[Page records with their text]
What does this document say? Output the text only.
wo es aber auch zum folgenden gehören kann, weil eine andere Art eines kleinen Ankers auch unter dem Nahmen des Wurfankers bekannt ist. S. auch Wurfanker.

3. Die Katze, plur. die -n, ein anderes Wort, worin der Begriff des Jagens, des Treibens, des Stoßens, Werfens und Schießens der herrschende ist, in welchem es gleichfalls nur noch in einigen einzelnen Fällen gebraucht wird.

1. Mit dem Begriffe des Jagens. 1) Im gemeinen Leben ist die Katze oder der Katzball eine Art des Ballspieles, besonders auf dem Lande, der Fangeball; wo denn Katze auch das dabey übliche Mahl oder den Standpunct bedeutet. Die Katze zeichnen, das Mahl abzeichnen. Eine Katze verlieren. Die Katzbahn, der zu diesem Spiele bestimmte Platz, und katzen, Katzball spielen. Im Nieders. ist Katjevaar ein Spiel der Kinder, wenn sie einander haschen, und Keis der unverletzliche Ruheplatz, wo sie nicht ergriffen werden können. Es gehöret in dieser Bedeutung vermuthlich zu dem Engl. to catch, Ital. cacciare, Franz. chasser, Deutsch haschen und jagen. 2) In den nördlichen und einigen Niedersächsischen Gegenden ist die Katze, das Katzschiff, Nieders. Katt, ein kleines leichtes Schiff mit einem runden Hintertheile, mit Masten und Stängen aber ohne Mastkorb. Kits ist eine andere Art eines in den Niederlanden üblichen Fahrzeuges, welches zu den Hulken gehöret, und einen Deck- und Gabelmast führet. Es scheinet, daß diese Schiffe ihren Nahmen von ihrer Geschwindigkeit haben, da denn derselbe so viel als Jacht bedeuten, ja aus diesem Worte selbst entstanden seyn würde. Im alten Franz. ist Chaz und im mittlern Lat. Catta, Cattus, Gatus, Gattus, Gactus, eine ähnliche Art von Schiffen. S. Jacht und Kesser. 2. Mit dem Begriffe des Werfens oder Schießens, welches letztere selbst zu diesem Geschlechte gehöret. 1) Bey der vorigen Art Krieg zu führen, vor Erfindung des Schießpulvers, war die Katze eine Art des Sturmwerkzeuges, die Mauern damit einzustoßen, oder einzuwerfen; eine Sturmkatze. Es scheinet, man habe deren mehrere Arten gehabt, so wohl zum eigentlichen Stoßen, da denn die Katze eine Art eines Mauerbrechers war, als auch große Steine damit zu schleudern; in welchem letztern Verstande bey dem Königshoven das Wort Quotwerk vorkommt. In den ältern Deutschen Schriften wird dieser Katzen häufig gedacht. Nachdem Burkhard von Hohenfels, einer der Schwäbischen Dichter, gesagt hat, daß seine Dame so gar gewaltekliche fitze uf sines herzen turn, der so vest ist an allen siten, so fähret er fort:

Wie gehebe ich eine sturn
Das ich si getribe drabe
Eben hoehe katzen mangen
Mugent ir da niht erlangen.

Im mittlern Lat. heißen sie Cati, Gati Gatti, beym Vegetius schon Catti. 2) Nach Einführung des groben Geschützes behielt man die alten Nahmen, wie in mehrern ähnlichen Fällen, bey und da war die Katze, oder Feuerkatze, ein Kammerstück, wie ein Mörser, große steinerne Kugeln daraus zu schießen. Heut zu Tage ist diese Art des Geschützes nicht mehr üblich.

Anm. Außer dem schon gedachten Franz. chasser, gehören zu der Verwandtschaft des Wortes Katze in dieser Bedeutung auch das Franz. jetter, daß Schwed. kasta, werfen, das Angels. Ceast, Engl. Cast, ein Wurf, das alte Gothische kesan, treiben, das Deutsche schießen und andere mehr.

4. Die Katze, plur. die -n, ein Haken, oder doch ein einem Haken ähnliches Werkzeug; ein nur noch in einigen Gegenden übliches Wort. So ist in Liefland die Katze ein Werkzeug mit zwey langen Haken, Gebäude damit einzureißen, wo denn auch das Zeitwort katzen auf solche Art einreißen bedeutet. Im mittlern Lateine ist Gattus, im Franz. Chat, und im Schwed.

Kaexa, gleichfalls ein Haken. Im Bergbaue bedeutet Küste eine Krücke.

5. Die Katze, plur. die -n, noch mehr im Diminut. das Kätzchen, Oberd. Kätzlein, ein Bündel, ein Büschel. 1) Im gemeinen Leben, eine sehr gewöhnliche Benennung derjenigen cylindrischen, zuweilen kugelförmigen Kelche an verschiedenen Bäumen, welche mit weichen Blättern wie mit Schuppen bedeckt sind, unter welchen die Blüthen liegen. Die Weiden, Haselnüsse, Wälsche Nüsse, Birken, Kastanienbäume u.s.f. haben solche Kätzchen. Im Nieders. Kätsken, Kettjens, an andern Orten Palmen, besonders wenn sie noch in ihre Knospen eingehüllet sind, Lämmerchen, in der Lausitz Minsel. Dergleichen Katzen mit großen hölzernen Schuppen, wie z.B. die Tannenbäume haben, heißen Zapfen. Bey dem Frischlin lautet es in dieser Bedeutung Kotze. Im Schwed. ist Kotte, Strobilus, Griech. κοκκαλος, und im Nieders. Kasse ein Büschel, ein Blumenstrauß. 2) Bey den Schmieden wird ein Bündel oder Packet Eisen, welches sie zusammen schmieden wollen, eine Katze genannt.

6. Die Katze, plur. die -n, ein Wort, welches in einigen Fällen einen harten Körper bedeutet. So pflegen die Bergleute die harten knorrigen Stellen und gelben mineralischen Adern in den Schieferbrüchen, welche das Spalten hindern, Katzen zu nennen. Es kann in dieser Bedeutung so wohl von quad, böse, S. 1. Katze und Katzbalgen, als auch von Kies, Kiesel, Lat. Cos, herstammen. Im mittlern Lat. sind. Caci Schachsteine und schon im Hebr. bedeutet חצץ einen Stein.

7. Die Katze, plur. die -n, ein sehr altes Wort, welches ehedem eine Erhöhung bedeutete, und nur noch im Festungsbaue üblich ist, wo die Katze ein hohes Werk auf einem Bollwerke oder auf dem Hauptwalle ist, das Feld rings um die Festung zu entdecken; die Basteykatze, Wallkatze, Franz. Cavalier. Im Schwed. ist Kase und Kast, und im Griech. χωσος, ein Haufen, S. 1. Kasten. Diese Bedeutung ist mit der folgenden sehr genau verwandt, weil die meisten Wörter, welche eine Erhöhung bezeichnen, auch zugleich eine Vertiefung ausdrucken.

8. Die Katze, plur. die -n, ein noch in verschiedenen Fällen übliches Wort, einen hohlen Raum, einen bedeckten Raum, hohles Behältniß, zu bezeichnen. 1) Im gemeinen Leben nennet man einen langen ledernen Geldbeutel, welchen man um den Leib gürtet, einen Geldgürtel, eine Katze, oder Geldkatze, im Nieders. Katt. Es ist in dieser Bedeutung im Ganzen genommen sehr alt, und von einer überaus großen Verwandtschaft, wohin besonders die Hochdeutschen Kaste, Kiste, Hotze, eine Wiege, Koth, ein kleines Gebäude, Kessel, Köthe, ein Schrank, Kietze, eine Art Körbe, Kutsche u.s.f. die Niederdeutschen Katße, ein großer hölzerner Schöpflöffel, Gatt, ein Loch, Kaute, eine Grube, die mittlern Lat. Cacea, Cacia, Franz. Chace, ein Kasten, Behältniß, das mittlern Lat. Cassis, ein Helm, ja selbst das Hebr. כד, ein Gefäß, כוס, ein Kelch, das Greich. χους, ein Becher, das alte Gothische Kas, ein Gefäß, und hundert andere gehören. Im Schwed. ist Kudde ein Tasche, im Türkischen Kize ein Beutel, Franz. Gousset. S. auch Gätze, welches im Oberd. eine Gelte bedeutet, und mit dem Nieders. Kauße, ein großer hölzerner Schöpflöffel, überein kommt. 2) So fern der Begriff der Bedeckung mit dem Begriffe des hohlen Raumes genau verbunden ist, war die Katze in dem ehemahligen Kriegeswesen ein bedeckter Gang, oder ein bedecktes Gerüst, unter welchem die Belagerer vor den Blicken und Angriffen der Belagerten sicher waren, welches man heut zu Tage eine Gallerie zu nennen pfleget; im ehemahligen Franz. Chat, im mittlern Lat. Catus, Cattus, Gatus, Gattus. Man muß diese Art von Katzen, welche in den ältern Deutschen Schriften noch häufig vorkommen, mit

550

Work instruction —
Scan the records above for the word "gleichfalls" and return every line where it occurs.

Answer —
3. Die Katze, plur. die -n, ein anderes Wort, worin der Begriff des Jagens, des Treibens, des Stoßens, Werfens und Schießens der herrschende ist, in welchem es gleichfalls nur noch in einigen einzelnen Fällen gebraucht wird.
Kaexa, gleichfalls ein Haken. Im Bergbaue bedeutet Küste eine Krücke.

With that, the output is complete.